#### AIM OF THE TASK
Present each line of the data below as an item in a numbered list, leaving out any blank lines.

______________________________

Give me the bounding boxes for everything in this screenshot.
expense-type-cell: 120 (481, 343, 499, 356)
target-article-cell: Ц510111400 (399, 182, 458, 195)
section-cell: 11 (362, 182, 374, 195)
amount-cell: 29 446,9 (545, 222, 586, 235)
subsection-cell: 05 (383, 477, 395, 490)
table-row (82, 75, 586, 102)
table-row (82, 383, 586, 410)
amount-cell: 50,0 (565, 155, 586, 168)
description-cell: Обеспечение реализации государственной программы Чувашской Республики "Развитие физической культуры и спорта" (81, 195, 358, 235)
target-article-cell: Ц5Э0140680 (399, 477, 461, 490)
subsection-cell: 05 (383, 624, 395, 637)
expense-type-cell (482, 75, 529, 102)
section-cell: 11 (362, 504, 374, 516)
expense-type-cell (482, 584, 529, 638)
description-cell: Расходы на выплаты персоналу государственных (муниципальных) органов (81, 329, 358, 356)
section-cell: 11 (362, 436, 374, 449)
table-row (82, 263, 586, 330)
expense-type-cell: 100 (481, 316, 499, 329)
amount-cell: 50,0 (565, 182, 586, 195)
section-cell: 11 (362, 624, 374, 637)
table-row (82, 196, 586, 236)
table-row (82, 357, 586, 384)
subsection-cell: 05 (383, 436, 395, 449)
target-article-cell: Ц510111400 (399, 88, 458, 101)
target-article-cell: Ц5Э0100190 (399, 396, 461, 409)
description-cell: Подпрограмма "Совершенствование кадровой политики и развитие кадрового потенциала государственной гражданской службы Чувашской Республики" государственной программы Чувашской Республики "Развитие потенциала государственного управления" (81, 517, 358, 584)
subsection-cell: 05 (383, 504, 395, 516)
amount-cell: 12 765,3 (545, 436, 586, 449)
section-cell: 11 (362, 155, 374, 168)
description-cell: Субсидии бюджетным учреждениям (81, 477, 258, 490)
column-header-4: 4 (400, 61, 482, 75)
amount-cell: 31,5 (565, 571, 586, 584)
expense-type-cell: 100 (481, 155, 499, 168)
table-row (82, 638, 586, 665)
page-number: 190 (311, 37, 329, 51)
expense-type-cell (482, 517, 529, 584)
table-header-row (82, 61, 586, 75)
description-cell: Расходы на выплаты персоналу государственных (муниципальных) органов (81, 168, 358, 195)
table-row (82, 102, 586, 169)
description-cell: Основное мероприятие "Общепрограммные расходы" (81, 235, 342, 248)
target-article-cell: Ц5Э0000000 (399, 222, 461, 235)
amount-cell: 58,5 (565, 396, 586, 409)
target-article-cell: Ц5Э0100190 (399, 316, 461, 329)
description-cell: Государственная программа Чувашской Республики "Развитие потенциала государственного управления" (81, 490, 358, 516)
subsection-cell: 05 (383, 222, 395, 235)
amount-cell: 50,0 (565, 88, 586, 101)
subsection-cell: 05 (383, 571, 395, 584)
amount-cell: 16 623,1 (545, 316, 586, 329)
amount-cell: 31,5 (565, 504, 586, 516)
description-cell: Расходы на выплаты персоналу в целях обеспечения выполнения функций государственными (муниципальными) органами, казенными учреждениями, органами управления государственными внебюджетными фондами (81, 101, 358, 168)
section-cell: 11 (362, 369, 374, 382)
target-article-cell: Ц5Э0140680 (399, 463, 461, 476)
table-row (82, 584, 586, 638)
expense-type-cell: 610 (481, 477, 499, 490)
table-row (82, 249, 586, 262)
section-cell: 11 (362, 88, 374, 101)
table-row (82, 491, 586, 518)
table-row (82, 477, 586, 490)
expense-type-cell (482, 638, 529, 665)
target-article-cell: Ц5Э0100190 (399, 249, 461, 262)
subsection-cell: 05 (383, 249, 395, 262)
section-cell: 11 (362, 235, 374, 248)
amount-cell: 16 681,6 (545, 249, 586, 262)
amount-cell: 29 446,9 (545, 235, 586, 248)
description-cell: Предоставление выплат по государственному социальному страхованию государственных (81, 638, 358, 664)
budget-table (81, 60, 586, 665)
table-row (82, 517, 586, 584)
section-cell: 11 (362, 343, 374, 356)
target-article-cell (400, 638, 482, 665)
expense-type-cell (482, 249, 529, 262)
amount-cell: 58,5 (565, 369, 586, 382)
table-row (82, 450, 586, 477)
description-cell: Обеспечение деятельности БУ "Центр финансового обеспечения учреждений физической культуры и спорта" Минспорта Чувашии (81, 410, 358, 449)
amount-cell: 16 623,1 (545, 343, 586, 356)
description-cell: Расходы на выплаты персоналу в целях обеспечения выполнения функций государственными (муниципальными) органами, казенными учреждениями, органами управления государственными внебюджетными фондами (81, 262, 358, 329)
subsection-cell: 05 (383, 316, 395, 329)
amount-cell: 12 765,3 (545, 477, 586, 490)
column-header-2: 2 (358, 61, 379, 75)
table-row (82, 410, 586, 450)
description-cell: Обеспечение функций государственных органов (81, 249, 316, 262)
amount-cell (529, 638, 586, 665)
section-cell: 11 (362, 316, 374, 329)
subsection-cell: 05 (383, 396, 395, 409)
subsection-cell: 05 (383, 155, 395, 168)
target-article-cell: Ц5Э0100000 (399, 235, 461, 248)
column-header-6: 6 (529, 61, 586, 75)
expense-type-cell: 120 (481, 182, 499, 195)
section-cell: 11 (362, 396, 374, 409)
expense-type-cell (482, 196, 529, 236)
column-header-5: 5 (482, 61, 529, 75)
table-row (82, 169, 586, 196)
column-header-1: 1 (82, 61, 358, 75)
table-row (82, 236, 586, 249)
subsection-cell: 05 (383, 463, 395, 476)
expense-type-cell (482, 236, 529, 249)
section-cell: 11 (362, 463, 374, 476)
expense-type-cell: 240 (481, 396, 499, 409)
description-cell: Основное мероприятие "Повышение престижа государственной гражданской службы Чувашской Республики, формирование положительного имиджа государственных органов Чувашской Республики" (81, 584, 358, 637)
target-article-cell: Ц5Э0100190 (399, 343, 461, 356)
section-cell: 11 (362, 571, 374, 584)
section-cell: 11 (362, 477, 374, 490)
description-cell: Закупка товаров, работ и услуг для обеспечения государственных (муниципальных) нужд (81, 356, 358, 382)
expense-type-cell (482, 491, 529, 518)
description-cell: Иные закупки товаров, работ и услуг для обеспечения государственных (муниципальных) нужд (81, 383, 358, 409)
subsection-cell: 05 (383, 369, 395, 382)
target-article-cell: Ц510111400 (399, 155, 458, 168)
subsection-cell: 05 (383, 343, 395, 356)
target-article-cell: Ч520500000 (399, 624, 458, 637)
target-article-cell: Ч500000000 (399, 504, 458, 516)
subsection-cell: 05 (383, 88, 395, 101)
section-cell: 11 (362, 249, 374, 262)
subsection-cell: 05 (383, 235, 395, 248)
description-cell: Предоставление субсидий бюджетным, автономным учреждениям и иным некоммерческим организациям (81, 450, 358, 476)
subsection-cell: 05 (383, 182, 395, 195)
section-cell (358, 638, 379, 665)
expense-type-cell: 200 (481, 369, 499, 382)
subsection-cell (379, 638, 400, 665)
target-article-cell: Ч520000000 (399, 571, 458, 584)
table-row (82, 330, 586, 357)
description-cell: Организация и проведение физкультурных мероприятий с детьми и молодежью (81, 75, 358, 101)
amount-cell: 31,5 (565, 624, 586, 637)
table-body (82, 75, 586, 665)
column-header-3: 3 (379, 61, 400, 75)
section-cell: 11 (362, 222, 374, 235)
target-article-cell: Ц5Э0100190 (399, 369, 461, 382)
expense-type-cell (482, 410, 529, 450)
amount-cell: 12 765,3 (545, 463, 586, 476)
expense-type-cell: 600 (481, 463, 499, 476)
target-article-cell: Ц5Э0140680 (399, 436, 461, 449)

______________________________

#### EXERCISE SOLUTION
1. Give me the bounding boxes for everything in this screenshot.
2. expense-type-cell: 120 (481, 343, 499, 356)
3. target-article-cell: Ц510111400 (399, 182, 458, 195)
4. section-cell: 11 (362, 182, 374, 195)
5. amount-cell: 29 446,9 (545, 222, 586, 235)
6. subsection-cell: 05 (383, 477, 395, 490)
7. table-row (82, 75, 586, 102)
8. table-row (82, 383, 586, 410)
9. amount-cell: 50,0 (565, 155, 586, 168)
10. description-cell: Обеспечение реализации государственной программы Чувашской Республики "Развитие физической культуры и спорта" (81, 195, 358, 235)
11. target-article-cell: Ц5Э0140680 (399, 477, 461, 490)
12. subsection-cell: 05 (383, 624, 395, 637)
13. expense-type-cell (482, 75, 529, 102)
14. section-cell: 11 (362, 504, 374, 516)
15. expense-type-cell (482, 584, 529, 638)
16. description-cell: Расходы на выплаты персоналу государственных (муниципальных) органов (81, 329, 358, 356)
17. section-cell: 11 (362, 436, 374, 449)
18. table-row (82, 263, 586, 330)
19. expense-type-cell: 100 (481, 316, 499, 329)
20. amount-cell: 50,0 (565, 182, 586, 195)
21. section-cell: 11 (362, 624, 374, 637)
22. table-row (82, 196, 586, 236)
23. table-row (82, 357, 586, 384)
24. subsection-cell: 05 (383, 436, 395, 449)
25. target-article-cell: Ц510111400 (399, 88, 458, 101)
26. target-article-cell: Ц5Э0100190 (399, 396, 461, 409)
27. description-cell: Подпрограмма "Совершенствование кадровой политики и развитие кадрового потенциала государственной гражданской службы Чувашской Республики" государственной программы Чувашской Республики "Развитие потенциала государственного управления" (81, 517, 358, 584)
28. subsection-cell: 05 (383, 504, 395, 516)
29. amount-cell: 12 765,3 (545, 436, 586, 449)
30. section-cell: 11 (362, 155, 374, 168)
31. description-cell: Субсидии бюджетным учреждениям (81, 477, 258, 490)
32. column-header-4: 4 (400, 61, 482, 75)
33. amount-cell: 31,5 (565, 571, 586, 584)
34. expense-type-cell: 100 (481, 155, 499, 168)
35. table-row (82, 638, 586, 665)
36. page-number: 190 (311, 37, 329, 51)
37. expense-type-cell (482, 517, 529, 584)
38. table-header-row (82, 61, 586, 75)
39. description-cell: Расходы на выплаты персоналу государственных (муниципальных) органов (81, 168, 358, 195)
40. table-row (82, 102, 586, 169)
41. description-cell: Основное мероприятие "Общепрограммные расходы" (81, 235, 342, 248)
42. target-article-cell: Ц5Э0000000 (399, 222, 461, 235)
43. amount-cell: 58,5 (565, 396, 586, 409)
44. target-article-cell: Ц5Э0100190 (399, 316, 461, 329)
45. description-cell: Государственная программа Чувашской Республики "Развитие потенциала государственного управления" (81, 490, 358, 516)
46. subsection-cell: 05 (383, 222, 395, 235)
47. amount-cell: 50,0 (565, 88, 586, 101)
48. subsection-cell: 05 (383, 571, 395, 584)
49. amount-cell: 16 623,1 (545, 316, 586, 329)
50. amount-cell: 31,5 (565, 504, 586, 516)
51. description-cell: Расходы на выплаты персоналу в целях обеспечения выполнения функций государственными (муниципальными) органами, казенными учреждениями, органами управления государственными внебюджетными фондами (81, 101, 358, 168)
52. section-cell: 11 (362, 369, 374, 382)
53. target-article-cell: Ц5Э0140680 (399, 463, 461, 476)
54. table-row (82, 584, 586, 638)
55. expense-type-cell: 610 (481, 477, 499, 490)
56. table-row (82, 249, 586, 262)
57. section-cell: 11 (362, 88, 374, 101)
58. table-row (82, 491, 586, 518)
59. table-row (82, 477, 586, 490)
60. expense-type-cell (482, 638, 529, 665)
61. target-article-cell: Ц5Э0100190 (399, 249, 461, 262)
62. subsection-cell: 05 (383, 249, 395, 262)
63. section-cell: 11 (362, 235, 374, 248)
64. amount-cell: 16 681,6 (545, 249, 586, 262)
65. amount-cell: 29 446,9 (545, 235, 586, 248)
66. description-cell: Предоставление выплат по государственному социальному страхованию государственных (81, 638, 358, 664)
67. budget-table (81, 60, 586, 665)
68. table-row (82, 517, 586, 584)
69. section-cell: 11 (362, 343, 374, 356)
70. target-article-cell (400, 638, 482, 665)
71. expense-type-cell (482, 249, 529, 262)
72. amount-cell: 58,5 (565, 369, 586, 382)
73. table-row (82, 450, 586, 477)
74. description-cell: Обеспечение деятельности БУ "Центр финансового обеспечения учреждений физической культуры и спорта" Минспорта Чувашии (81, 410, 358, 449)
75. amount-cell: 16 623,1 (545, 343, 586, 356)
76. description-cell: Расходы на выплаты персоналу в целях обеспечения выполнения функций государственными (муниципальными) органами, казенными учреждениями, органами управления государственными внебюджетными фондами (81, 262, 358, 329)
77. subsection-cell: 05 (383, 316, 395, 329)
78. amount-cell: 12 765,3 (545, 477, 586, 490)
79. column-header-2: 2 (358, 61, 379, 75)
80. table-row (82, 410, 586, 450)
81. description-cell: Обеспечение функций государственных органов (81, 249, 316, 262)
82. amount-cell (529, 638, 586, 665)
83. section-cell: 11 (362, 316, 374, 329)
84. subsection-cell: 05 (383, 396, 395, 409)
85. subsection-cell: 05 (383, 155, 395, 168)
86. target-article-cell: Ц5Э0100000 (399, 235, 461, 248)
87. column-header-6: 6 (529, 61, 586, 75)
88. expense-type-cell: 120 (481, 182, 499, 195)
89. section-cell: 11 (362, 396, 374, 409)
90. expense-type-cell (482, 196, 529, 236)
91. column-header-5: 5 (482, 61, 529, 75)
92. table-row (82, 169, 586, 196)
93. column-header-1: 1 (82, 61, 358, 75)
94. table-row (82, 236, 586, 249)
95. subsection-cell: 05 (383, 463, 395, 476)
96. expense-type-cell (482, 236, 529, 249)
97. section-cell: 11 (362, 463, 374, 476)
98. expense-type-cell: 240 (481, 396, 499, 409)
99. description-cell: Основное мероприятие "Повышение престижа государственной гражданской службы Чувашской Республики, формирование положительного имиджа государственных органов Чувашской Республики" (81, 584, 358, 637)
100. target-article-cell: Ц5Э0100190 (399, 343, 461, 356)
101. section-cell: 11 (362, 571, 374, 584)
102. section-cell: 11 (362, 477, 374, 490)
103. description-cell: Закупка товаров, работ и услуг для обеспечения государственных (муниципальных) нужд (81, 356, 358, 382)
104. expense-type-cell (482, 491, 529, 518)
105. description-cell: Иные закупки товаров, работ и услуг для обеспечения государственных (муниципальных) нужд (81, 383, 358, 409)
106. subsection-cell: 05 (383, 369, 395, 382)
107. target-article-cell: Ц510111400 (399, 155, 458, 168)
108. subsection-cell: 05 (383, 343, 395, 356)
109. target-article-cell: Ч520500000 (399, 624, 458, 637)
110. target-article-cell: Ч500000000 (399, 504, 458, 516)
111. subsection-cell: 05 (383, 88, 395, 101)
112. section-cell: 11 (362, 249, 374, 262)
113. subsection-cell: 05 (383, 235, 395, 248)
114. description-cell: Предоставление субсидий бюджетным, автономным учреждениям и иным некоммерческим организациям (81, 450, 358, 476)
115. subsection-cell: 05 (383, 182, 395, 195)
116. section-cell (358, 638, 379, 665)
117. expense-type-cell: 200 (481, 369, 499, 382)
118. subsection-cell (379, 638, 400, 665)
119. target-article-cell: Ч520000000 (399, 571, 458, 584)
120. table-row (82, 330, 586, 357)
121. description-cell: Организация и проведение физкультурных мероприятий с детьми и молодежью (81, 75, 358, 101)
122. amount-cell: 31,5 (565, 624, 586, 637)
123. table-body (82, 75, 586, 665)
124. column-header-3: 3 (379, 61, 400, 75)
125. section-cell: 11 (362, 222, 374, 235)
126. target-article-cell: Ц5Э0100190 (399, 369, 461, 382)
127. expense-type-cell (482, 410, 529, 450)
128. amount-cell: 12 765,3 (545, 463, 586, 476)
129. expense-type-cell: 600 (481, 463, 499, 476)
130. target-article-cell: Ц5Э0140680 (399, 436, 461, 449)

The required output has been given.